== Information given

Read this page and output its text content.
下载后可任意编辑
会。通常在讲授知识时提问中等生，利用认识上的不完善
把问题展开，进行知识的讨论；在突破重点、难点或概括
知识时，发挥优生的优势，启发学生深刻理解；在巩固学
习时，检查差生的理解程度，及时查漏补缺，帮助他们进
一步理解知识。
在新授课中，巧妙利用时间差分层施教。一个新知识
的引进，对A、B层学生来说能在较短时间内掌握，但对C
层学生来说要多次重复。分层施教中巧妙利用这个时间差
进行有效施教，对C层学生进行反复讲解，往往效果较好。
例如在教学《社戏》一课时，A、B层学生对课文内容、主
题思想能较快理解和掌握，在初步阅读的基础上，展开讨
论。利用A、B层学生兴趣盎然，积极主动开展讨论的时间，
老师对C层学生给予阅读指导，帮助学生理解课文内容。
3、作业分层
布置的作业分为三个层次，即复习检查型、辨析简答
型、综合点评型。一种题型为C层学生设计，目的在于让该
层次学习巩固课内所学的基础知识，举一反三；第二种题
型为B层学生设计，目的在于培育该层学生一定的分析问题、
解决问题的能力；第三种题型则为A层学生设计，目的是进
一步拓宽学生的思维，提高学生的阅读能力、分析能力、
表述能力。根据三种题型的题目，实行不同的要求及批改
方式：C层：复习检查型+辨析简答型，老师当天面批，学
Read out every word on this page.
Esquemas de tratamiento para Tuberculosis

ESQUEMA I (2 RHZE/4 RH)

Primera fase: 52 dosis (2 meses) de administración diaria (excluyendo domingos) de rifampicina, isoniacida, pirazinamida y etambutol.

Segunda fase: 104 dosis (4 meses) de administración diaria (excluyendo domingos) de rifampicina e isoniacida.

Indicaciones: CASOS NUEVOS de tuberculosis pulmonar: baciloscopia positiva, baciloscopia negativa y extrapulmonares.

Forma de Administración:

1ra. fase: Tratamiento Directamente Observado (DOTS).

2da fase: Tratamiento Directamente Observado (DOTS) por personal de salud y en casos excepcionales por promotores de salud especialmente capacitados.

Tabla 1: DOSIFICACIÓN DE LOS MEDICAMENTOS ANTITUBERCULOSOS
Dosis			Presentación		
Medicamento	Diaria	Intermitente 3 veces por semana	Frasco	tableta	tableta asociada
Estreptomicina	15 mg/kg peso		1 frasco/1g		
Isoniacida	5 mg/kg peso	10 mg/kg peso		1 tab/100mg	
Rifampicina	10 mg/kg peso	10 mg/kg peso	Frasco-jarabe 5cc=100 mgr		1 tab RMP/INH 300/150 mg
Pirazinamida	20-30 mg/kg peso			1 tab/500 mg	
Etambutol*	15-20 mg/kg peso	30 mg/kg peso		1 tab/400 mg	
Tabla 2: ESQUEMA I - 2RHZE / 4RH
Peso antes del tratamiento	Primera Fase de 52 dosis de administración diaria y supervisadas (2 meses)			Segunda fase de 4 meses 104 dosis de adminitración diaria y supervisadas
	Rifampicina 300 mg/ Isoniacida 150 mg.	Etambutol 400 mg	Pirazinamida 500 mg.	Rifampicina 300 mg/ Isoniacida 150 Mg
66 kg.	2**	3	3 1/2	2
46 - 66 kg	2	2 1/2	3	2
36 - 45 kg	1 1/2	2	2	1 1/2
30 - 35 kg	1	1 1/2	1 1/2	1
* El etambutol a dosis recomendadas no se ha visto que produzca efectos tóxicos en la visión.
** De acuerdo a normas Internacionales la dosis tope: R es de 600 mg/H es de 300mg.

====
== Information given

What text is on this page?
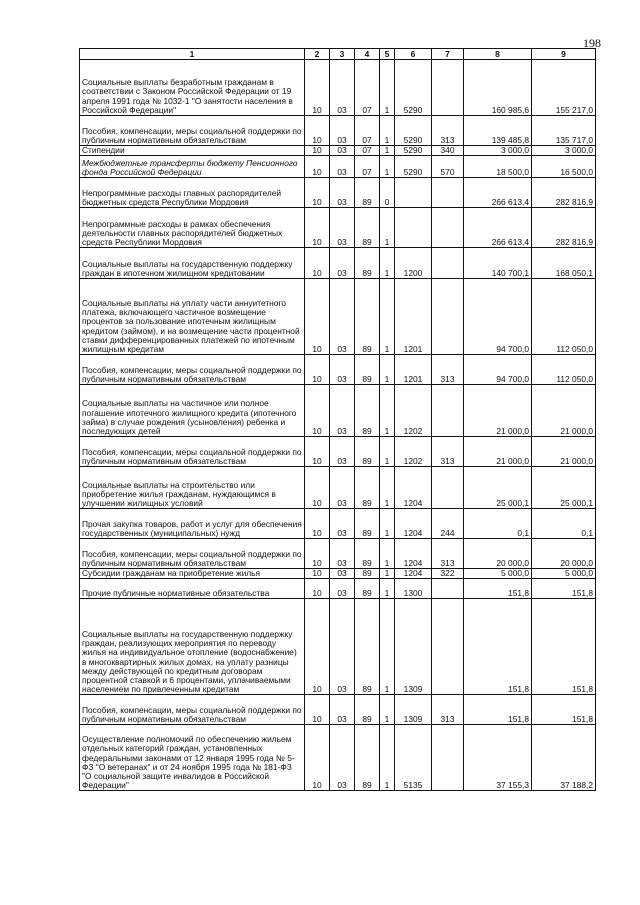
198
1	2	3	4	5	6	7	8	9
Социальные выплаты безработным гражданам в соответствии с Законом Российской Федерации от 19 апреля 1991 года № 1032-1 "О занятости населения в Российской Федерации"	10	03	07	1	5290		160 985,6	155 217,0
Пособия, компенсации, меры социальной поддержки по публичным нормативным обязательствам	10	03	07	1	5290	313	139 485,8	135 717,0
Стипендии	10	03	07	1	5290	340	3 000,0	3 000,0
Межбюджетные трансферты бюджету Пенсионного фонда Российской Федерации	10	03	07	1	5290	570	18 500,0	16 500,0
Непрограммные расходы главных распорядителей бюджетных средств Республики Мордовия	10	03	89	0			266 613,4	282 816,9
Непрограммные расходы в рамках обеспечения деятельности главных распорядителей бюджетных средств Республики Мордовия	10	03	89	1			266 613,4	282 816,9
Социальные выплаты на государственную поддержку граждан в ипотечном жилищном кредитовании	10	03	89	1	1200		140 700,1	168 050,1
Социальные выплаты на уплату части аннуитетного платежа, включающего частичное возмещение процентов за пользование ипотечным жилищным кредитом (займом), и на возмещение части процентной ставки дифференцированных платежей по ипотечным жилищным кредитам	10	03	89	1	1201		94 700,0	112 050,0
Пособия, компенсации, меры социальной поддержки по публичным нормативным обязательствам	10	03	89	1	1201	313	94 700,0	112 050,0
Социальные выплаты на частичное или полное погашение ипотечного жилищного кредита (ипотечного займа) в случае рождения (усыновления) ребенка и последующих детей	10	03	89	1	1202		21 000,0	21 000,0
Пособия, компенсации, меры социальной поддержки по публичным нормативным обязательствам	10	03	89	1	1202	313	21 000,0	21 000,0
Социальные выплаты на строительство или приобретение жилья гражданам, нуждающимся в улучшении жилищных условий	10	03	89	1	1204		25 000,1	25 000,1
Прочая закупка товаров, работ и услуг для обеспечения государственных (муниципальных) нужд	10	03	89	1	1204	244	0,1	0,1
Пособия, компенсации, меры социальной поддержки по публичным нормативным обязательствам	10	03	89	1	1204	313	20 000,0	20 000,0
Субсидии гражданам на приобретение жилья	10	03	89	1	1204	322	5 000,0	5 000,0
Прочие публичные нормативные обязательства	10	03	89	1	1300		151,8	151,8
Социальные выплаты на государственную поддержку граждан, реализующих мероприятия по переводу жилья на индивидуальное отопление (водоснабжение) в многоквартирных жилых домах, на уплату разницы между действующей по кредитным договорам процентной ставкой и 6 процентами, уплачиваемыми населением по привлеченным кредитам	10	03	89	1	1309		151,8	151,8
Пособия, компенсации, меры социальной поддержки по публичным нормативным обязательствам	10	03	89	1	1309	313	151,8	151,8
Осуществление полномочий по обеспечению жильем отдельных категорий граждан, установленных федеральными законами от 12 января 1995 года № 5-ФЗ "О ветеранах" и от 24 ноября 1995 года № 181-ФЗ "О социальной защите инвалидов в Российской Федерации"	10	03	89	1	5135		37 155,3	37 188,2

====

Description of the task. Find how many lines include the string "года" and report that number alone.

Solution below. 2